**Saved data entries**
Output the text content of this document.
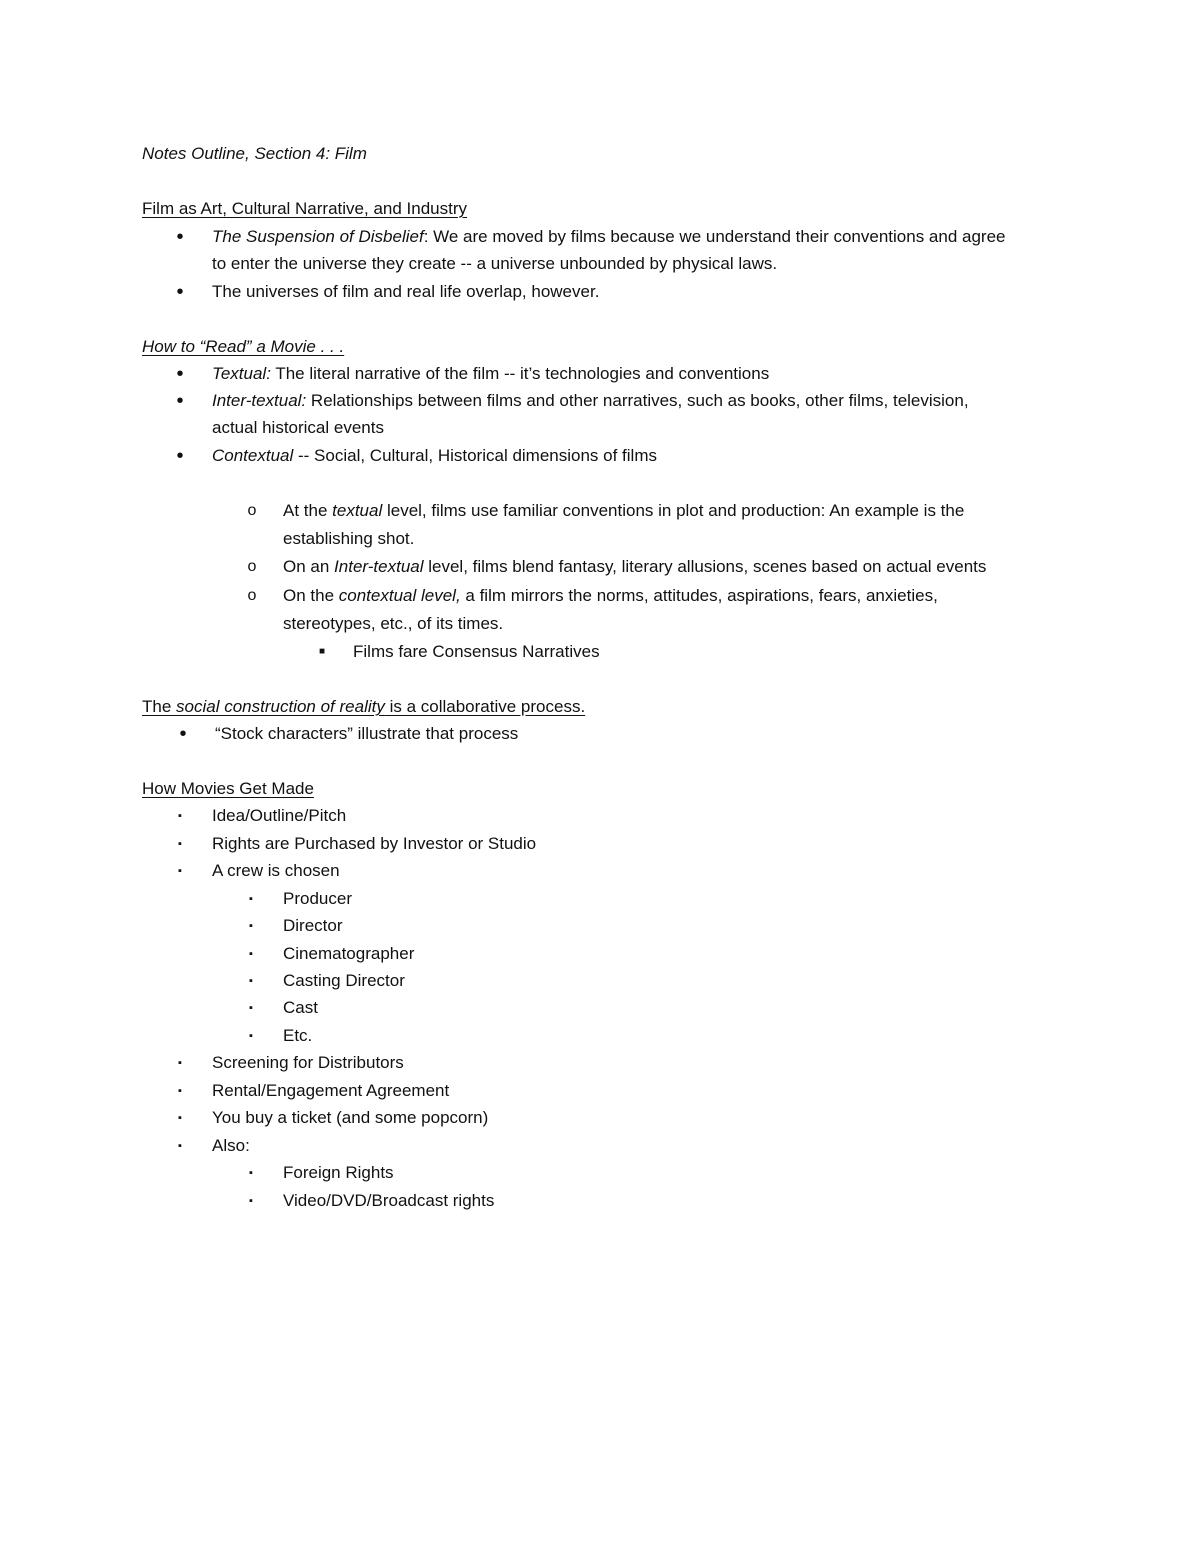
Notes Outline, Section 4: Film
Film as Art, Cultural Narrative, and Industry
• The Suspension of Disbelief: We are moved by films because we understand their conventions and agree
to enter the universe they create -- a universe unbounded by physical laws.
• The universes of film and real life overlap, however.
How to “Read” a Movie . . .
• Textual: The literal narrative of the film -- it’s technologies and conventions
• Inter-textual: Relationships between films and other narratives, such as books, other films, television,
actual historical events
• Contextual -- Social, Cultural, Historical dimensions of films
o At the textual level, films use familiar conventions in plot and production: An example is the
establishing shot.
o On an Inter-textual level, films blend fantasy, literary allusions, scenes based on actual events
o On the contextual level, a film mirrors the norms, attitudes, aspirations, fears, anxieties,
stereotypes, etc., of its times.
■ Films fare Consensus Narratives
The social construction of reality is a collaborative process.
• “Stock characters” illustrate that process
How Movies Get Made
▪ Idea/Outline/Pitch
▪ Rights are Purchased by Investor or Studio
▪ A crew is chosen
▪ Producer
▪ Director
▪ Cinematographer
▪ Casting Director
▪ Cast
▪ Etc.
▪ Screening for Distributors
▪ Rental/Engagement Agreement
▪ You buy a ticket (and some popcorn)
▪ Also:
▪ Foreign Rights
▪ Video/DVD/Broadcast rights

**WRITTEN INSTRUCTION**
Search the data above for lines holding "conventions" and copy each of them.

**ANSWER TO THIS EXERCISE**
• The Suspension of Disbelief: We are moved by films because we understand their conventions and agree
• Textual: The literal narrative of the film -- it’s technologies and conventions
o At the textual level, films use familiar conventions in plot and production: An example is the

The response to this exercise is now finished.